** Begin DATA PROVIDED **

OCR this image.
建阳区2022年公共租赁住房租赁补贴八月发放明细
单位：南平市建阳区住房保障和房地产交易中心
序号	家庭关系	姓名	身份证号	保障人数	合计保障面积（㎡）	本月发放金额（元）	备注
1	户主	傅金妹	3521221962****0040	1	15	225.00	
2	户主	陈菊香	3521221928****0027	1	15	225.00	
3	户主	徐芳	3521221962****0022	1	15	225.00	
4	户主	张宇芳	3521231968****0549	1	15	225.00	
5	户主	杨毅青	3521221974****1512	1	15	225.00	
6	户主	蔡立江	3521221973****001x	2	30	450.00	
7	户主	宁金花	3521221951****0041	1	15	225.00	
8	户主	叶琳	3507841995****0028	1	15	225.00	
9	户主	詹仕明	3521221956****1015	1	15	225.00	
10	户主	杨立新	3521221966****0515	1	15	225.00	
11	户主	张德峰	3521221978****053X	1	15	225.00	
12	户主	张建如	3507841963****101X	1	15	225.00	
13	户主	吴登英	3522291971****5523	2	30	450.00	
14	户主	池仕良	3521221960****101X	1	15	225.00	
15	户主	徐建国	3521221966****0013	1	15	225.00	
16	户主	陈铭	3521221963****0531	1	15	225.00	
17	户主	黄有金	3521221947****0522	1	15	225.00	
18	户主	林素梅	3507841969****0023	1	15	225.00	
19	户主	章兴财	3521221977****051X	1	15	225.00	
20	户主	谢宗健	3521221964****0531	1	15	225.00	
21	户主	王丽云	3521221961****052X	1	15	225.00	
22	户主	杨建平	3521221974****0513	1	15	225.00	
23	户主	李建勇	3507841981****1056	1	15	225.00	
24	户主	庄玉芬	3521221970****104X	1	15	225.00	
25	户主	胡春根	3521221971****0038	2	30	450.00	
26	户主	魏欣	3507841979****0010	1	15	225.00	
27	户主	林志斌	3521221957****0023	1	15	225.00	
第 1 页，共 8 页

** End DATA PROVIDED **

▸ **REQUEST**
Transcribe all the entries, keeping each one exactly as it is.

▸ **TASK OUTPUT**
OCR this image.
建阳区2022年公共租赁住房租赁补贴八月发放明细
单位：南平市建阳区住房保障和房地产交易中心
序号	家庭关系	姓名	身份证号	保障人数	合计保障面积（㎡）	本月发放金额（元）	备注
1	户主	傅金妹	3521221962****0040	1	15	225.00	
2	户主	陈菊香	3521221928****0027	1	15	225.00	
3	户主	徐芳	3521221962****0022	1	15	225.00	
4	户主	张宇芳	3521231968****0549	1	15	225.00	
5	户主	杨毅青	3521221974****1512	1	15	225.00	
6	户主	蔡立江	3521221973****001x	2	30	450.00	
7	户主	宁金花	3521221951****0041	1	15	225.00	
8	户主	叶琳	3507841995****0028	1	15	225.00	
9	户主	詹仕明	3521221956****1015	1	15	225.00	
10	户主	杨立新	3521221966****0515	1	15	225.00	
11	户主	张德峰	3521221978****053X	1	15	225.00	
12	户主	张建如	3507841963****101X	1	15	225.00	
13	户主	吴登英	3522291971****5523	2	30	450.00	
14	户主	池仕良	3521221960****101X	1	15	225.00	
15	户主	徐建国	3521221966****0013	1	15	225.00	
16	户主	陈铭	3521221963****0531	1	15	225.00	
17	户主	黄有金	3521221947****0522	1	15	225.00	
18	户主	林素梅	3507841969****0023	1	15	225.00	
19	户主	章兴财	3521221977****051X	1	15	225.00	
20	户主	谢宗健	3521221964****0531	1	15	225.00	
21	户主	王丽云	3521221961****052X	1	15	225.00	
22	户主	杨建平	3521221974****0513	1	15	225.00	
23	户主	李建勇	3507841981****1056	1	15	225.00	
24	户主	庄玉芬	3521221970****104X	1	15	225.00	
25	户主	胡春根	3521221971****0038	2	30	450.00	
26	户主	魏欣	3507841979****0010	1	15	225.00	
27	户主	林志斌	3521221957****0023	1	15	225.00	
第 1 页，共 8 页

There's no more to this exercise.